◆ **What is expected**
Collect all the lines that mention the word "title".

◆ **Data section**
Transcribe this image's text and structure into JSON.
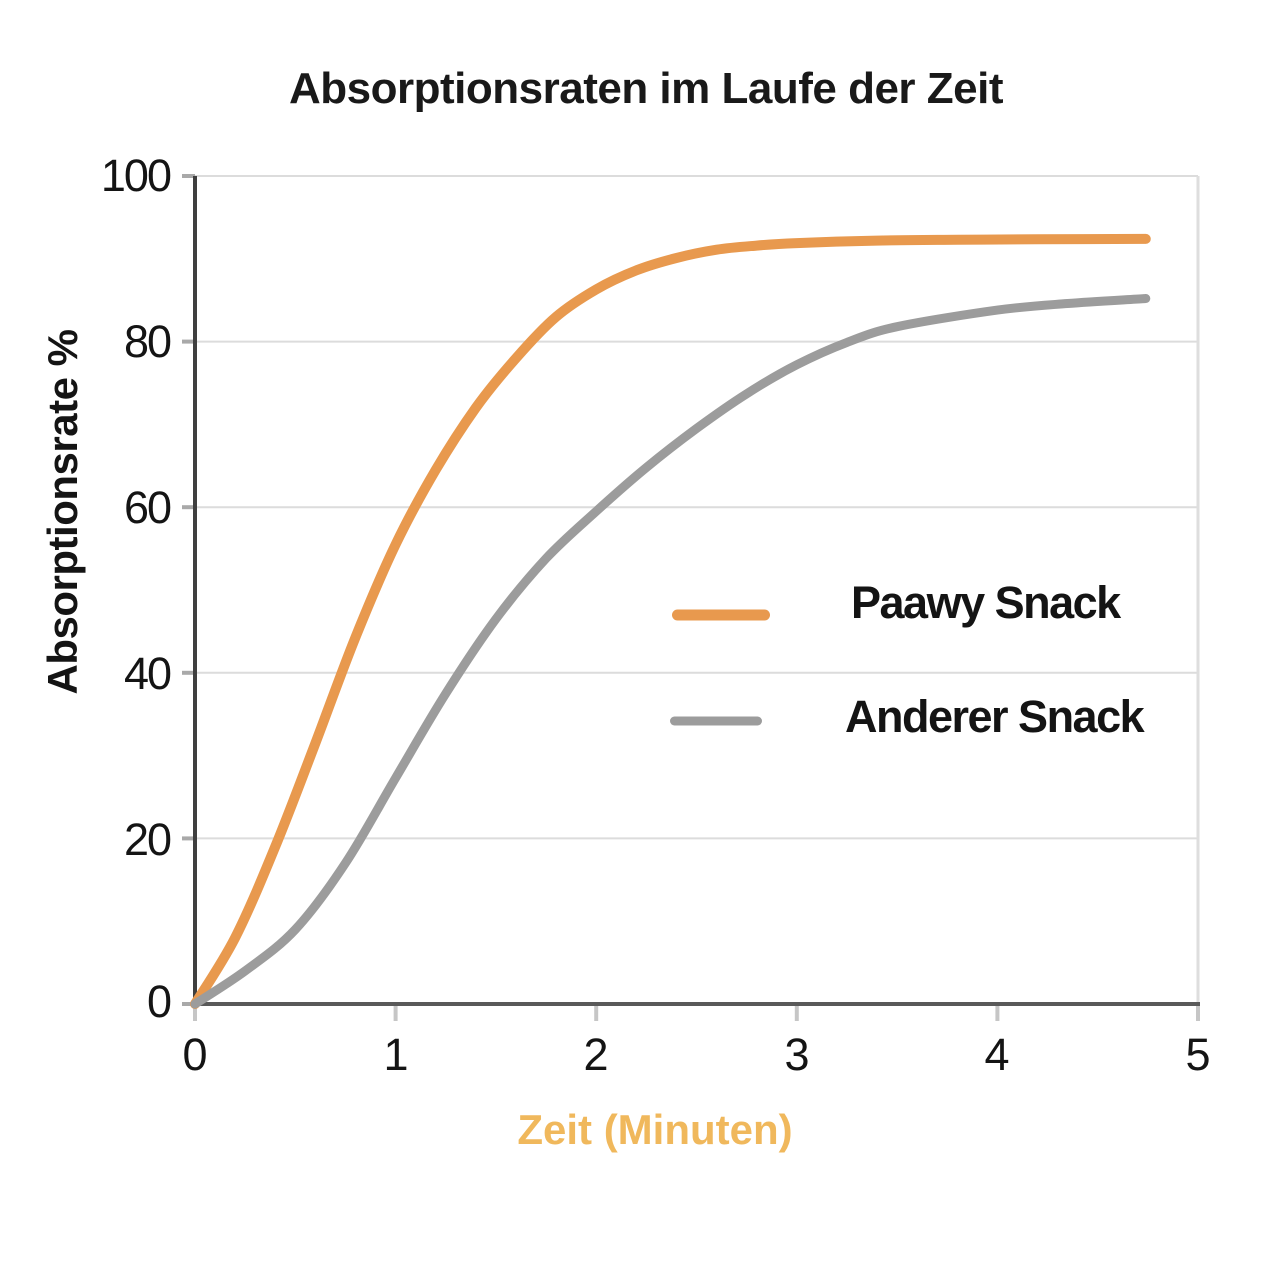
{
  "title": "Absorptionsraten im Laufe der Zeit",
  "chart_data": {
    "type": "line",
    "title": "Absorptionsraten im Laufe der Zeit",
    "xlabel": "Zeit (Minuten)",
    "ylabel": "Absorptionsrate %",
    "xlim": [
      0,
      5
    ],
    "ylim": [
      0,
      100
    ],
    "xticks": [
      "0",
      "1",
      "2",
      "3",
      "4",
      "5"
    ],
    "yticks": [
      "0",
      "20",
      "40",
      "60",
      "80",
      "100"
    ],
    "grid": "horizontal",
    "legend_position": "center-right",
    "series": [
      {
        "name": "Paawy Snack",
        "color": "#E8994E",
        "width": 10,
        "x": [
          0,
          0.2,
          0.4,
          0.6,
          0.8,
          1.0,
          1.2,
          1.4,
          1.6,
          1.8,
          2.0,
          2.2,
          2.4,
          2.6,
          2.8,
          3.0,
          3.4,
          3.8,
          4.2,
          4.74
        ],
        "y": [
          0,
          8,
          19,
          31.5,
          44.3,
          55.5,
          64.5,
          72,
          78,
          83,
          86.3,
          88.6,
          90.1,
          91.1,
          91.6,
          91.9,
          92.2,
          92.3,
          92.35,
          92.4
        ]
      },
      {
        "name": "Anderer Snack",
        "color": "#9C9C9C",
        "width": 9,
        "x": [
          0,
          0.25,
          0.5,
          0.75,
          1.0,
          1.25,
          1.5,
          1.75,
          2.0,
          2.25,
          2.5,
          2.75,
          3.0,
          3.25,
          3.5,
          4.0,
          4.35,
          4.74
        ],
        "y": [
          0,
          4,
          9,
          17,
          27.3,
          37.5,
          46.5,
          53.8,
          59.5,
          64.8,
          69.5,
          73.7,
          77.2,
          79.9,
          81.8,
          83.8,
          84.6,
          85.2
        ]
      }
    ]
  },
  "colors": {
    "xlabel_color": "#F0B85C",
    "axis_dark": "#595959",
    "grid": "#DCDCDC"
  }
}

◆ **The response**
  "title": "Absorptionsraten im Laufe der Zeit",
    "title": "Absorptionsraten im Laufe der Zeit",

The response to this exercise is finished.